--- start of Exercise data ---
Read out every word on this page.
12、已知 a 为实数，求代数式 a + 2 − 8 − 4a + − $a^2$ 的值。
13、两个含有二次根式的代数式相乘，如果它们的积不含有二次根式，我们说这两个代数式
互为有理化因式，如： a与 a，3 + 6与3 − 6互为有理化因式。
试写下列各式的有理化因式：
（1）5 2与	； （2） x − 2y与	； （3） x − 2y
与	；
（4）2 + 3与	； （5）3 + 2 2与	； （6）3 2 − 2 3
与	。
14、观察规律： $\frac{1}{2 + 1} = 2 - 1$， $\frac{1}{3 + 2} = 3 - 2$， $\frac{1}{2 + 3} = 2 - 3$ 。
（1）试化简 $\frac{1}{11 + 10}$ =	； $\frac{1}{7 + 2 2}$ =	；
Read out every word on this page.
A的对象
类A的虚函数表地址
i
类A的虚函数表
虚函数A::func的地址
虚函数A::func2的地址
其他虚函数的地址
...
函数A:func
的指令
--- end of Exercise data ---
- Given request
Extract each line of the material exactly as it stands.

- Complete response
Read out every word on this page.
12、已知 a 为实数，求代数式 a + 2 − 8 − 4a + − $a^2$ 的值。
13、两个含有二次根式的代数式相乘，如果它们的积不含有二次根式，我们说这两个代数式
互为有理化因式，如： a与 a，3 + 6与3 − 6互为有理化因式。
试写下列各式的有理化因式：
（1）5 2与	； （2） x − 2y与	； （3） x − 2y
与	；
（4）2 + 3与	； （5）3 + 2 2与	； （6）3 2 − 2 3
与	。
14、观察规律： $\frac{1}{2 + 1} = 2 - 1$， $\frac{1}{3 + 2} = 3 - 2$， $\frac{1}{2 + 3} = 2 - 3$ 。
（1）试化简 $\frac{1}{11 + 10}$ =	； $\frac{1}{7 + 2 2}$ =	；
Read out every word on this page.
A的对象
类A的虚函数表地址
i
类A的虚函数表
虚函数A::func的地址
虚函数A::func2的地址
其他虚函数的地址
...
函数A:func
的指令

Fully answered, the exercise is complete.